**Task to carry out**.
Go through the records underneath and count the lines that include the string "this". Give nothing but the number.

-.-.-

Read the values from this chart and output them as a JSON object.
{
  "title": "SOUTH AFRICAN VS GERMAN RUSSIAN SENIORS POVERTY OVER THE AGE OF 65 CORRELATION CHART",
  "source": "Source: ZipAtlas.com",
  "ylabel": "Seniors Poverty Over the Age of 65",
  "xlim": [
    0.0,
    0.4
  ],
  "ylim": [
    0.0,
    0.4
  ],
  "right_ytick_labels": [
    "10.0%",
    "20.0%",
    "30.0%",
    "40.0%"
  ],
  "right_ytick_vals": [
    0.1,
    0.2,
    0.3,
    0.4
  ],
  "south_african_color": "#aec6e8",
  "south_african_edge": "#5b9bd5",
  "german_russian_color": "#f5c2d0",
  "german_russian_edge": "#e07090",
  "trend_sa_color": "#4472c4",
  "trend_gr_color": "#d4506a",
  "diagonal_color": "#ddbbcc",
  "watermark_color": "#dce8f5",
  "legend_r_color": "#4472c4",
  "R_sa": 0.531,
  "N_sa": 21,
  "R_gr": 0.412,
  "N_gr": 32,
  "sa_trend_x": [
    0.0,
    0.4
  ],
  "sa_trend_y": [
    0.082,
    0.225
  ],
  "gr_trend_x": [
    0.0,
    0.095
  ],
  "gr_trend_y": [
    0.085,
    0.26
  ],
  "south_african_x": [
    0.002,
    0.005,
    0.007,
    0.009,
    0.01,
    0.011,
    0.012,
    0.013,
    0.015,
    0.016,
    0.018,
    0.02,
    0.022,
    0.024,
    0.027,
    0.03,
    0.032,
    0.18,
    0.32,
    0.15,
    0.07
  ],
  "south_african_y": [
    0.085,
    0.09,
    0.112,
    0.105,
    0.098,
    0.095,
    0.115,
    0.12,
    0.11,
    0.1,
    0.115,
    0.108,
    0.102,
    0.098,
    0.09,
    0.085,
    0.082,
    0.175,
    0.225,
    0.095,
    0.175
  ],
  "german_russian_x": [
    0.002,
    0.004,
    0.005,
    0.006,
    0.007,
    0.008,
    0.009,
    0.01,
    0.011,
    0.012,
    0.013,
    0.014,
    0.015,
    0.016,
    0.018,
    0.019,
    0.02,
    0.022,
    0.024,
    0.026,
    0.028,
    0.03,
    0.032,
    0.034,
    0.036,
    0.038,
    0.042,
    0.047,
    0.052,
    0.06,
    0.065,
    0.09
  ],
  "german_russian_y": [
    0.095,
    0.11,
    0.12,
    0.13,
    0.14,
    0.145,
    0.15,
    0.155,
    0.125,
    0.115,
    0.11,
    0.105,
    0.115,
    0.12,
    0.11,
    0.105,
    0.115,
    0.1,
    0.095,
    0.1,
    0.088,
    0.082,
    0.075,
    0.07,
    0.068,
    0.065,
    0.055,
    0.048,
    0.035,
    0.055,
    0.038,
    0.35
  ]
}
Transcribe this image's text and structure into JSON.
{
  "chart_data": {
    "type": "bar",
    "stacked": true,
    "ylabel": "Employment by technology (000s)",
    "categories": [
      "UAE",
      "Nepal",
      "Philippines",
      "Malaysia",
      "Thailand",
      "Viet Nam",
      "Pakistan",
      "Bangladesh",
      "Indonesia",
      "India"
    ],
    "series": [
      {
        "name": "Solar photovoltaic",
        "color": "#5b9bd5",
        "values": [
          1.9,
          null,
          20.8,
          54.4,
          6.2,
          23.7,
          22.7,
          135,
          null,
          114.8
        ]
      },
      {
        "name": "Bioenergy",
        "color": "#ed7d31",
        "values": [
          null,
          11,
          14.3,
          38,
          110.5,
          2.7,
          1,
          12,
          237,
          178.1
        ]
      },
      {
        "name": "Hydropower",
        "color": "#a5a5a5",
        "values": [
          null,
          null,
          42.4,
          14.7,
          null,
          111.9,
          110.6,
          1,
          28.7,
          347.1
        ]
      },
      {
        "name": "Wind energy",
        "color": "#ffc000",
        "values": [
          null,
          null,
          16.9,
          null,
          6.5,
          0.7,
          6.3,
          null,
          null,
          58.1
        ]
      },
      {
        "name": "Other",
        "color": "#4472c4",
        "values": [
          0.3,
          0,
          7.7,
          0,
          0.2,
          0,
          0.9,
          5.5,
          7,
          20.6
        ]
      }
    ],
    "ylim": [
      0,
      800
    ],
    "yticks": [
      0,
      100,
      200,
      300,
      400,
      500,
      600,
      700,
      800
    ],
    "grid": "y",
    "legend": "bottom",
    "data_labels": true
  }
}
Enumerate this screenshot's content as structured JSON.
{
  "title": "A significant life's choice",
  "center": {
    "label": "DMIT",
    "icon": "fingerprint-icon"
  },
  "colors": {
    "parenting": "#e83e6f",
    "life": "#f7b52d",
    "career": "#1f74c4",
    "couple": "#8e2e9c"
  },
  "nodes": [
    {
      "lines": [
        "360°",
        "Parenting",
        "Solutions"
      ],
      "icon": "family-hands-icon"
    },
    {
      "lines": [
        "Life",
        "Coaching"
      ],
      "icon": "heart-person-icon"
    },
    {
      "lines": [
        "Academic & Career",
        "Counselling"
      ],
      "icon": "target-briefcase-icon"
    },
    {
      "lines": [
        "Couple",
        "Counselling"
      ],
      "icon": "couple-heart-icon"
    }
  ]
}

-.-.-

**Written response**.
3